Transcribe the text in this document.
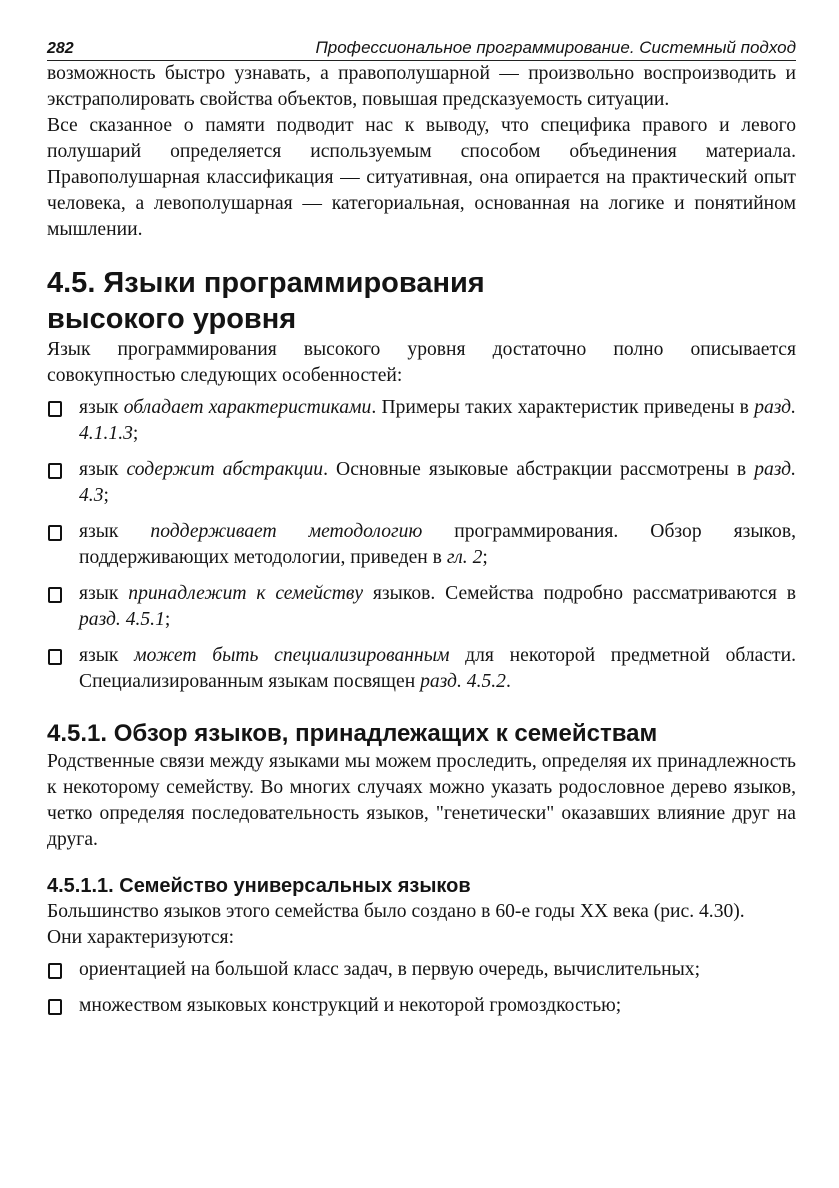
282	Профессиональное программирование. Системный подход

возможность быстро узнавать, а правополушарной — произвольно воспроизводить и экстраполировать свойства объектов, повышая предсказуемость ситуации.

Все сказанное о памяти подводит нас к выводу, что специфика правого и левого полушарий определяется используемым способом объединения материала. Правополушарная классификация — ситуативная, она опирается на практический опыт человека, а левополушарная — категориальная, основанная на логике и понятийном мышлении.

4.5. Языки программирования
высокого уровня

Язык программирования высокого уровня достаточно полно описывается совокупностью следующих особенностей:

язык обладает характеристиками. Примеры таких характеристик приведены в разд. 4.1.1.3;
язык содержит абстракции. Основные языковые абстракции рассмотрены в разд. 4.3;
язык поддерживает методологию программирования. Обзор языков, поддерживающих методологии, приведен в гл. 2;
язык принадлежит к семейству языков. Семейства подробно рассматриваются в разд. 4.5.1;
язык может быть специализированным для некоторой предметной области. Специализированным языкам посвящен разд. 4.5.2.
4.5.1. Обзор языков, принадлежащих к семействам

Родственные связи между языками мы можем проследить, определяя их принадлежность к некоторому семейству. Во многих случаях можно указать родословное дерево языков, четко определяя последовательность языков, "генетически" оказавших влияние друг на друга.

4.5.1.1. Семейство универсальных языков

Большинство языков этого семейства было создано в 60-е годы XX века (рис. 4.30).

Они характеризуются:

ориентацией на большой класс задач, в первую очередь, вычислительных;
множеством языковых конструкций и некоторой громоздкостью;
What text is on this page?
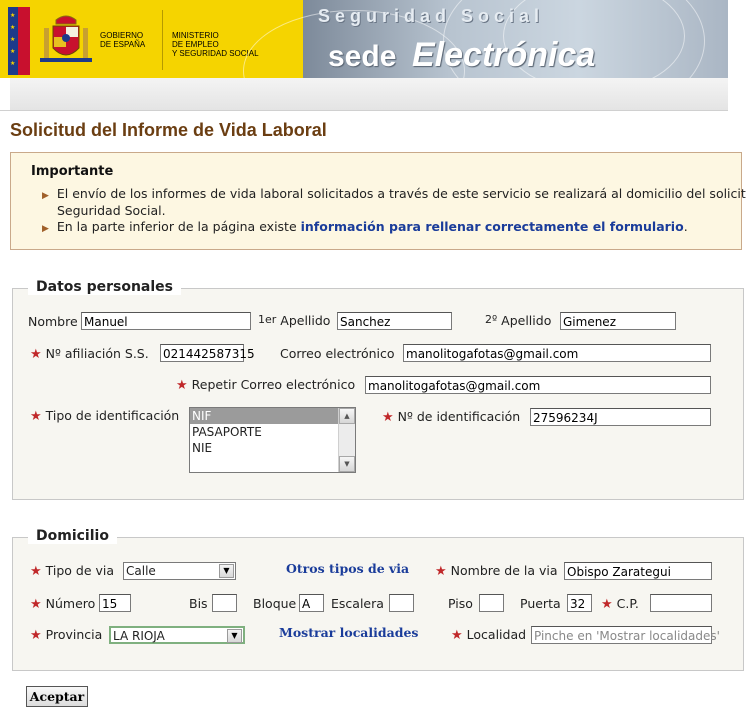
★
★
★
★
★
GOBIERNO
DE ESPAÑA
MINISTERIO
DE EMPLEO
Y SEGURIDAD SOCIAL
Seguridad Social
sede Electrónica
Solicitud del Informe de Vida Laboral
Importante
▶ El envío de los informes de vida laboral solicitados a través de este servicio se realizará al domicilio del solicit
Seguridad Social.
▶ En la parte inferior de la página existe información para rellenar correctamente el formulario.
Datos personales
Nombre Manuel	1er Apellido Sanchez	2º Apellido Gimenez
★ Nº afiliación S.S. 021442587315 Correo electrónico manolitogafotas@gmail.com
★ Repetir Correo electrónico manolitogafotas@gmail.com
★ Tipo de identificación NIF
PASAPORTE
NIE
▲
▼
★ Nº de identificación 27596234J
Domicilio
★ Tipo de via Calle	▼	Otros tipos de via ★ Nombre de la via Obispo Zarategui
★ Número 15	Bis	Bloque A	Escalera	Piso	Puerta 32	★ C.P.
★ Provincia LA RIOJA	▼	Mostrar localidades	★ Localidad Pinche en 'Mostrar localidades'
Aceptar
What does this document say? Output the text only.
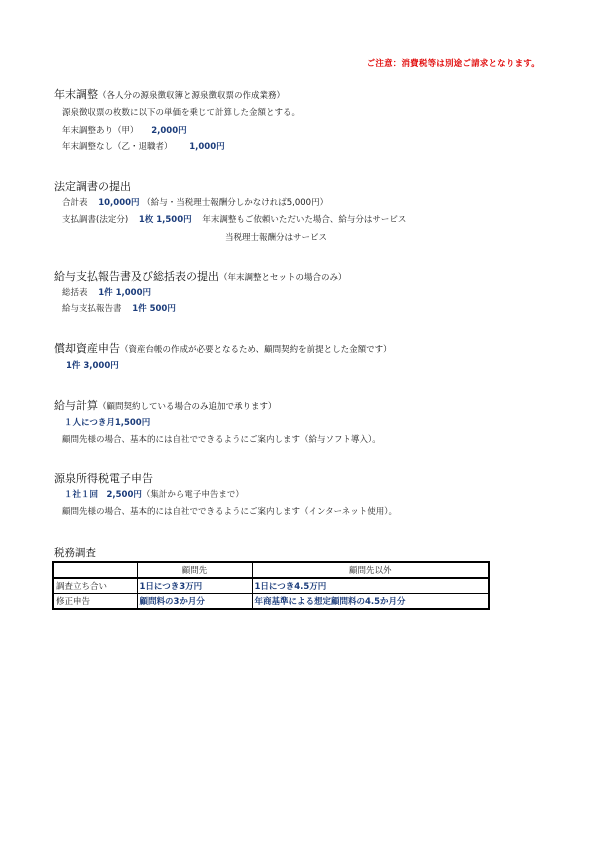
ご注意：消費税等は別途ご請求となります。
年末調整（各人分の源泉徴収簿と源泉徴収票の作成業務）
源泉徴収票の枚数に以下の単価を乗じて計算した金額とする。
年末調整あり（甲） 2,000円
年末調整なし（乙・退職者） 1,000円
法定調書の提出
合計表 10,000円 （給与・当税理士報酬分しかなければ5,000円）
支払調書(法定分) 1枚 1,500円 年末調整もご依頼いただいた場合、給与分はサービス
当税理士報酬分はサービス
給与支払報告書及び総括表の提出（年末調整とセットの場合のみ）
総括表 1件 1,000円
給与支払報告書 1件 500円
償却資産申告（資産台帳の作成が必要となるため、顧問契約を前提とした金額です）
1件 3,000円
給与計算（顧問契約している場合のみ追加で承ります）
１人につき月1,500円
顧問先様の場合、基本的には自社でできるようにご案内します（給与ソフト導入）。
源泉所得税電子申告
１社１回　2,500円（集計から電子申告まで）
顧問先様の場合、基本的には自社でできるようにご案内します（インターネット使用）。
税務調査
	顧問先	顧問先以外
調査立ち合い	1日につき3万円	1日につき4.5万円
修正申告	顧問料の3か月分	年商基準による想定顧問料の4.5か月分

---

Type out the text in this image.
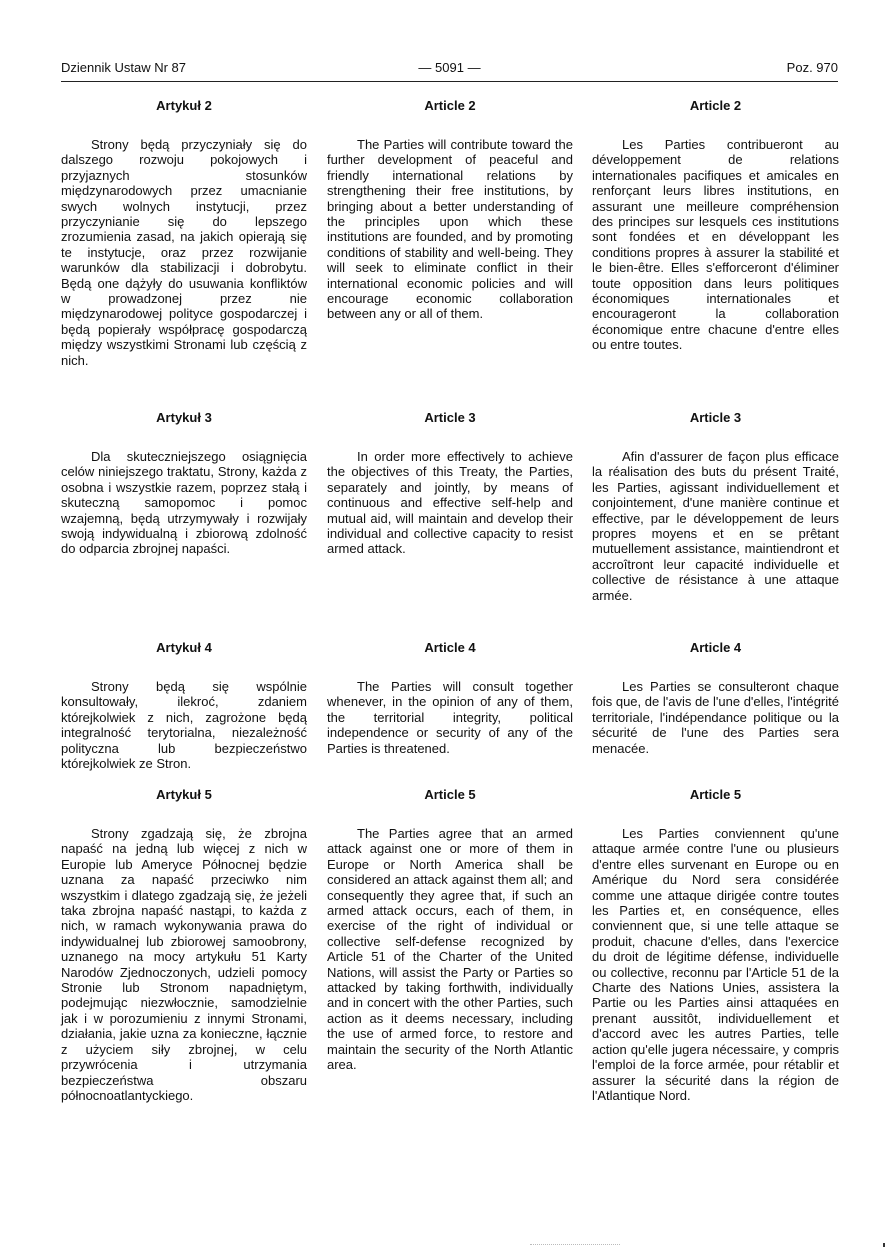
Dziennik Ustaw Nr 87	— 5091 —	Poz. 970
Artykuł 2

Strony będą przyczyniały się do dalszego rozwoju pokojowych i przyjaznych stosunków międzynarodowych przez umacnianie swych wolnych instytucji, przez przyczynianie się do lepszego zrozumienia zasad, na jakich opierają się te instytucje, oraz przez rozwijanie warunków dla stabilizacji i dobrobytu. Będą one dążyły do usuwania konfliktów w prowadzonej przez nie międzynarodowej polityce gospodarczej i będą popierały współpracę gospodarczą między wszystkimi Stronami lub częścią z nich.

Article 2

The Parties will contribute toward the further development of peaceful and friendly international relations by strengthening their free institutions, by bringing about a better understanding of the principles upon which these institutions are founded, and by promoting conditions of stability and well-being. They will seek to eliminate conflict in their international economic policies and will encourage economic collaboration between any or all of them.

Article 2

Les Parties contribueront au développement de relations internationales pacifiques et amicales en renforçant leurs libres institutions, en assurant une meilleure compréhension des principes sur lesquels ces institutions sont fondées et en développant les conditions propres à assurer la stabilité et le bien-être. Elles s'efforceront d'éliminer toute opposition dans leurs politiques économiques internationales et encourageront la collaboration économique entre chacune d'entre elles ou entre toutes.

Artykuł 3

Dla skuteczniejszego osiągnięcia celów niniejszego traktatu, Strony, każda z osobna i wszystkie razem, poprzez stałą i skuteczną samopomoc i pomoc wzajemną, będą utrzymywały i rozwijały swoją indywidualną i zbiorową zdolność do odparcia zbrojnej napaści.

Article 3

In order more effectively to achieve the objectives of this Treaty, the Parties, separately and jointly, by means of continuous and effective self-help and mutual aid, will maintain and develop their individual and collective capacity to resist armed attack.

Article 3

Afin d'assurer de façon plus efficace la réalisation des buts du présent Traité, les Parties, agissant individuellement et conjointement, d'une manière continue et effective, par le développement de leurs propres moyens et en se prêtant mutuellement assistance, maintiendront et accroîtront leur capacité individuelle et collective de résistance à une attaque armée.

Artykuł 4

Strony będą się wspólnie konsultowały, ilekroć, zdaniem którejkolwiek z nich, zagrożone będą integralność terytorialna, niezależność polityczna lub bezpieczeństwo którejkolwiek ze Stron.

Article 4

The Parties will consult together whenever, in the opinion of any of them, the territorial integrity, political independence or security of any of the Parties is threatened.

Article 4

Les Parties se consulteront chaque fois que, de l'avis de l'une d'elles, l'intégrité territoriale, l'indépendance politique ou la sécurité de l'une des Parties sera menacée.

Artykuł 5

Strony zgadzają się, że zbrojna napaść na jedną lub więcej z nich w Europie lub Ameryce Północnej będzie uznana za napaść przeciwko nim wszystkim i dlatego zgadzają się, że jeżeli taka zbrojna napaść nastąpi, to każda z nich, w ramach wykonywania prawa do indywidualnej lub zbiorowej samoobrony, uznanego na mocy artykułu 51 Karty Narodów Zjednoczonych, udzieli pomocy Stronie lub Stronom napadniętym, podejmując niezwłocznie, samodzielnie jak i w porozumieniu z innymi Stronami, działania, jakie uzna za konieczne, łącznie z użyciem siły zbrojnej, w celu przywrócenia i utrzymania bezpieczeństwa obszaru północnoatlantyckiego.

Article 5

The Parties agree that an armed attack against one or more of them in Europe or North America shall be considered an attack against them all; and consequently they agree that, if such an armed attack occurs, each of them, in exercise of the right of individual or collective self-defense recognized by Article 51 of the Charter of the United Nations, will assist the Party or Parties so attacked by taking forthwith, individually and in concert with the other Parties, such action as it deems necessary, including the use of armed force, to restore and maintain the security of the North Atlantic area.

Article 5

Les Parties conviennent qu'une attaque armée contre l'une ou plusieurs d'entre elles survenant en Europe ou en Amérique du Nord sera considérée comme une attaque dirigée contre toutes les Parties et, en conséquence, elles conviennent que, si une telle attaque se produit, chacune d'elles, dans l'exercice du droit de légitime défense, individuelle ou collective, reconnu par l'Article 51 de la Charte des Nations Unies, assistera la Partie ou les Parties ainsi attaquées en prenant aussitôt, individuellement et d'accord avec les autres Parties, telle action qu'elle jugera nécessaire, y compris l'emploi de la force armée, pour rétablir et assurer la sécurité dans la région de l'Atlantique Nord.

--

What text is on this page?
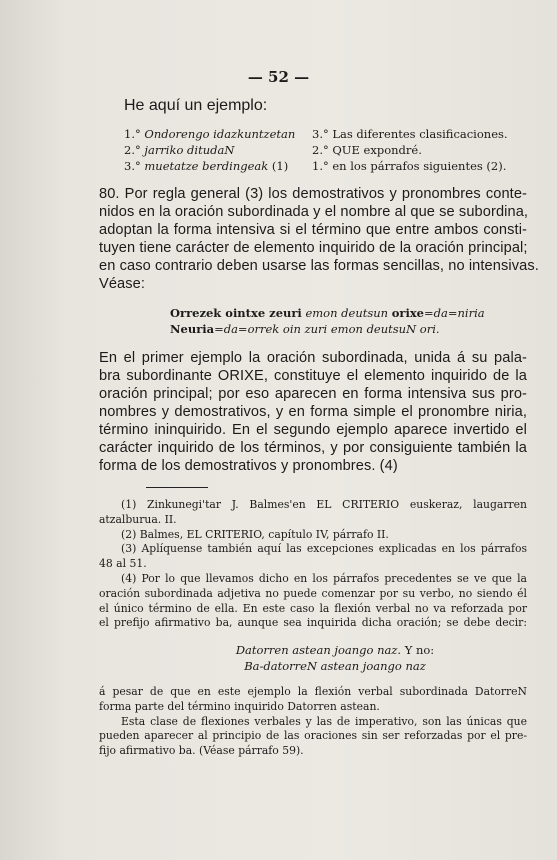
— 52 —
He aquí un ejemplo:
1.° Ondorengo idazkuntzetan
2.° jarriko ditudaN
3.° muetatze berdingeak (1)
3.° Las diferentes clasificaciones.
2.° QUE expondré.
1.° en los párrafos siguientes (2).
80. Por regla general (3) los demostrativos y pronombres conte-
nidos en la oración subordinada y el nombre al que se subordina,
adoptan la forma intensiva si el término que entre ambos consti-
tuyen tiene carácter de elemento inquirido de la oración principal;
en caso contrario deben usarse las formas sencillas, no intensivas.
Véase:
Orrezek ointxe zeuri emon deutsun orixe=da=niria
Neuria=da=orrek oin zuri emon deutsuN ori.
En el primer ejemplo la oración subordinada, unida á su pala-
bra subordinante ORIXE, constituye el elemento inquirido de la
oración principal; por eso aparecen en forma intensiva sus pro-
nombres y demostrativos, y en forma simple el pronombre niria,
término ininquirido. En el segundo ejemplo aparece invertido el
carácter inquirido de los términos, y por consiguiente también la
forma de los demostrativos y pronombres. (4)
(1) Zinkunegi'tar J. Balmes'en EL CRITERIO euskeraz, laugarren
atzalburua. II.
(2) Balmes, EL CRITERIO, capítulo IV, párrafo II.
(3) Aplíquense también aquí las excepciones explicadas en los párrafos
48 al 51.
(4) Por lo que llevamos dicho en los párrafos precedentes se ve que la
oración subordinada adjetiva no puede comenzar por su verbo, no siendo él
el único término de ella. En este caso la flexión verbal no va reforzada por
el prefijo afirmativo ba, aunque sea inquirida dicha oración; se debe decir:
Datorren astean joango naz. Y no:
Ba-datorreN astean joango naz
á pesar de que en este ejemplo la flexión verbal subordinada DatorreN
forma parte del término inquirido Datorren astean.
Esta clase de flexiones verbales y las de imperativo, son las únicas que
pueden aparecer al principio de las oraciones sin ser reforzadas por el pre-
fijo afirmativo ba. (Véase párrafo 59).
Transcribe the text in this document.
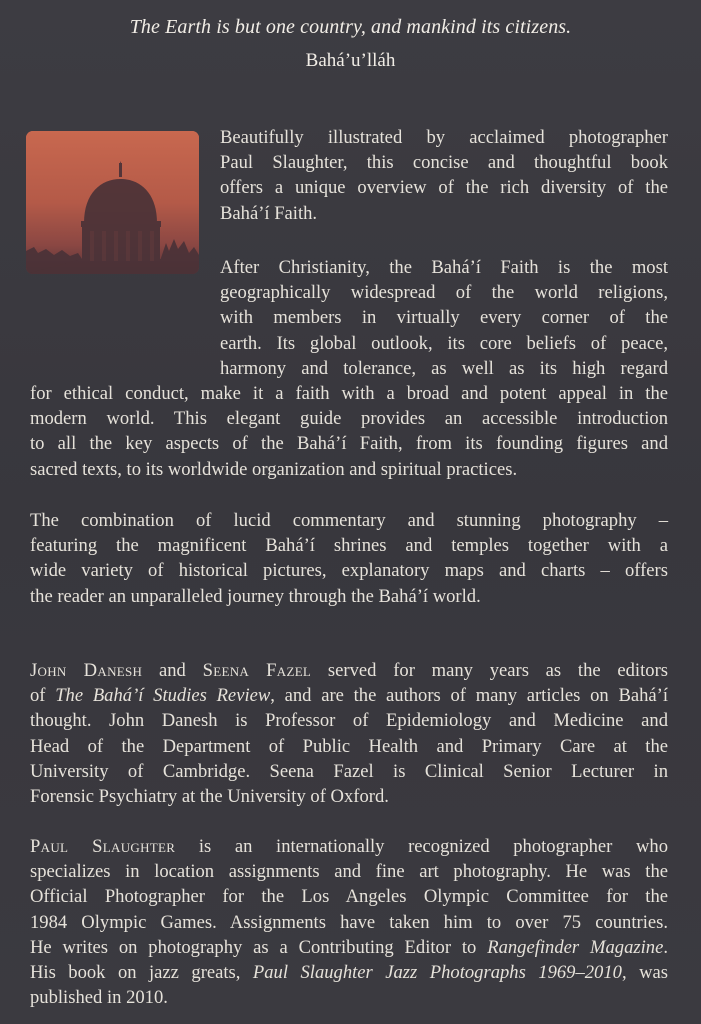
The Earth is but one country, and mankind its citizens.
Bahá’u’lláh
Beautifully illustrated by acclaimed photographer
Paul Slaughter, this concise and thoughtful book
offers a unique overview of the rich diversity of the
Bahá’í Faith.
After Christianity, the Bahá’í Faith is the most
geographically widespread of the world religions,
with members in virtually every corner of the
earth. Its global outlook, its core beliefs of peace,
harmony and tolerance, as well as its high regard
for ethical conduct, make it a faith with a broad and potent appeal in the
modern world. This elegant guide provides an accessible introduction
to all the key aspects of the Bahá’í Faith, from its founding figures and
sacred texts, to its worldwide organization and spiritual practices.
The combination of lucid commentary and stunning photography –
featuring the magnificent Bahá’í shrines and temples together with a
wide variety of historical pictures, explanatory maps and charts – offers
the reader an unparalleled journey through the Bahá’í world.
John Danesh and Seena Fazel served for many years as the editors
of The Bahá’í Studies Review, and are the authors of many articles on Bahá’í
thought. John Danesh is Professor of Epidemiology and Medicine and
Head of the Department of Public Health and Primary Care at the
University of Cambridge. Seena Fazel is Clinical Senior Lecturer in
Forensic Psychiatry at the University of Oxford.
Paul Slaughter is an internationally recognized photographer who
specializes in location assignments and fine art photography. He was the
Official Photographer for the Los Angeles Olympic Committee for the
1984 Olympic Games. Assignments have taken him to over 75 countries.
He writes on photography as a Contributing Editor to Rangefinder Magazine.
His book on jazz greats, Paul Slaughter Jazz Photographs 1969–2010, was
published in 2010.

→ **WHAT YOU WILL DO**:
Using the entries above, return each line that includes the word "顧問先様の場合".

→ **EXERCISE ANSWER**:
顧問先様の場合、基本的には自社でできるようにご案内します（給与ソフト導入）。
顧問先様の場合、基本的には自社でできるようにご案内します（インターネット使用）。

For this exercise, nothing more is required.